Caloto, la industrialización de la bonanza marimbera
Caña, coca y oro son las tres caras del despojo territorial y cultural de los consejos comunitarios del norte de Cauca.
El norte de Cauca está encendido. Semana tras semana el país registra el avance del horror en este territorio. Y es que el Acuerdo de Paz produjo un reacomodo del conflicto armado en Cauca que se tasa en muertos, masacres y desplazamientos. El vacío dejado por las Farc fue ocupado por estructuras vinculadas al negocio de la coca, primero en forma de bandolas locales y, después, por organizaciones que controlan las rutas —incluidos grandes carteles mexicanos—. Al tiempo, el Eln quiso copar los espacios dejados y adelantó sus líneas desde Nariño, a lo que respondió el Clan del Golfo con idénticas pretensiones. Luego hizo lo propio la disidencia liderada por Gentil Duarte, quien ordenó la creación del Comando Coordinador de Occidente, que no es otra cosa que la consolidación de un bloque guerrillero al estilo de la antigua insurgencia. Mejor dicho, las siete plagas de Egipto juntas y al mismo tiempo. De alguna manera, Cauca se convirtió en el primer campo de batalla de la nueva guerra llamada posconflicto.
(Lea la primera parte: Buenos Aires y Suárez (Cauca), entre la coca y el oro)

•••

## REQUISITOS DEL EJERCICIO
- a) Cita el fragmento del texto sobre el norte de Cauca que comienza en las palabras "Caloto, la industrialización" y se detiene después de "norte de Cauca.".
- b) Según el texto sobre el norte de Cauca, ¿quién ordenó la creación del Comando Coordinador de Occidente?

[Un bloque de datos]
•••

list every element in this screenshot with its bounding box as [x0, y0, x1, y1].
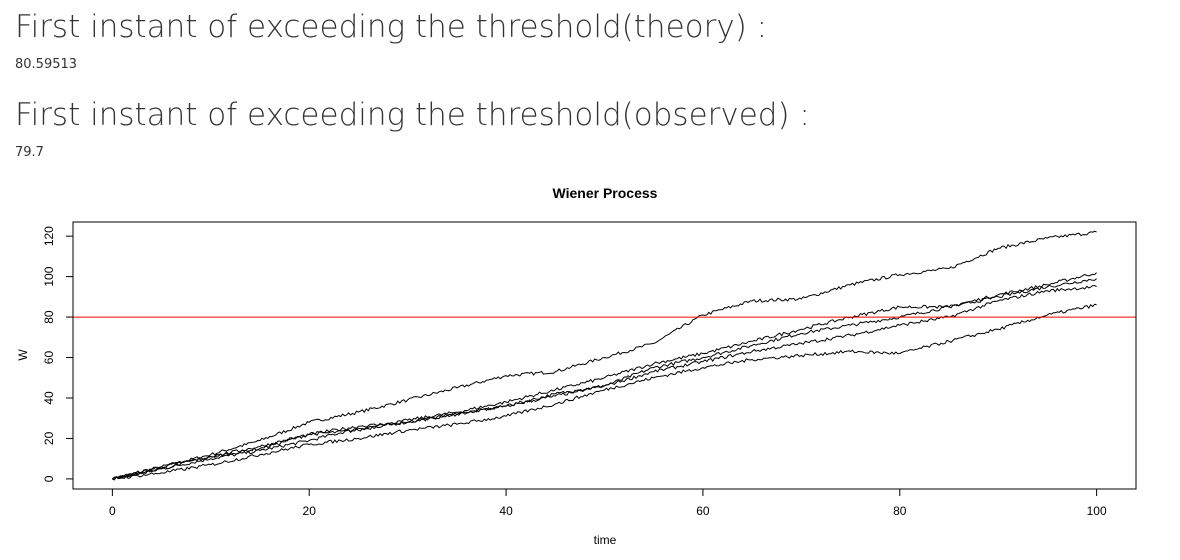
y-tick-label: 0 [42, 475, 56, 482]
y-axis-label: W [16, 349, 30, 361]
y-tick-label: 100 [42, 266, 56, 286]
chart-title: Wiener Process [553, 185, 658, 201]
x-axis: 0 20 40 60 80 100 [109, 488, 1107, 518]
y-tick-label: 120 [42, 226, 56, 246]
wiener-process-chart: Wiener Process 0 20 40 60 80 100 0 20 40 60 80 100… [16, 185, 1137, 547]
x-tick-label: 20 [303, 504, 317, 518]
series-group [112, 230, 1097, 481]
y-tick-label: 20 [42, 431, 56, 445]
observed-value: 79.7 [15, 145, 44, 160]
y-axis: 0 20 40 60 80 100 120 [42, 226, 74, 482]
x-tick-label: 100 [1087, 504, 1107, 518]
series-line-1 [112, 230, 1097, 481]
theory-value: 80.59513 [15, 57, 78, 72]
observed-heading: First instant of exceeding the threshold… [15, 97, 810, 133]
x-tick-label: 60 [696, 504, 710, 518]
theory-heading: First instant of exceeding the threshold… [15, 9, 768, 45]
series-line-5 [112, 303, 1097, 480]
y-tick-label: 80 [42, 310, 56, 324]
x-tick-label: 0 [109, 504, 116, 518]
x-axis-label: time [594, 533, 617, 547]
y-tick-label: 40 [42, 391, 56, 405]
series-line-3 [112, 278, 1097, 480]
x-tick-label: 40 [499, 504, 513, 518]
y-tick-label: 60 [42, 351, 56, 365]
series-line-4 [112, 285, 1097, 481]
x-tick-label: 80 [893, 504, 907, 518]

•••

## RESPUESTAS DADAS
- a)
Caloto, la industrialización de la bonanza marimbera
Caña, coca y oro son las tres caras del despojo territorial y cultural de los consejos comunitarios del norte de Cauca.

- b) Gentil Duarte, líder de la disidencia.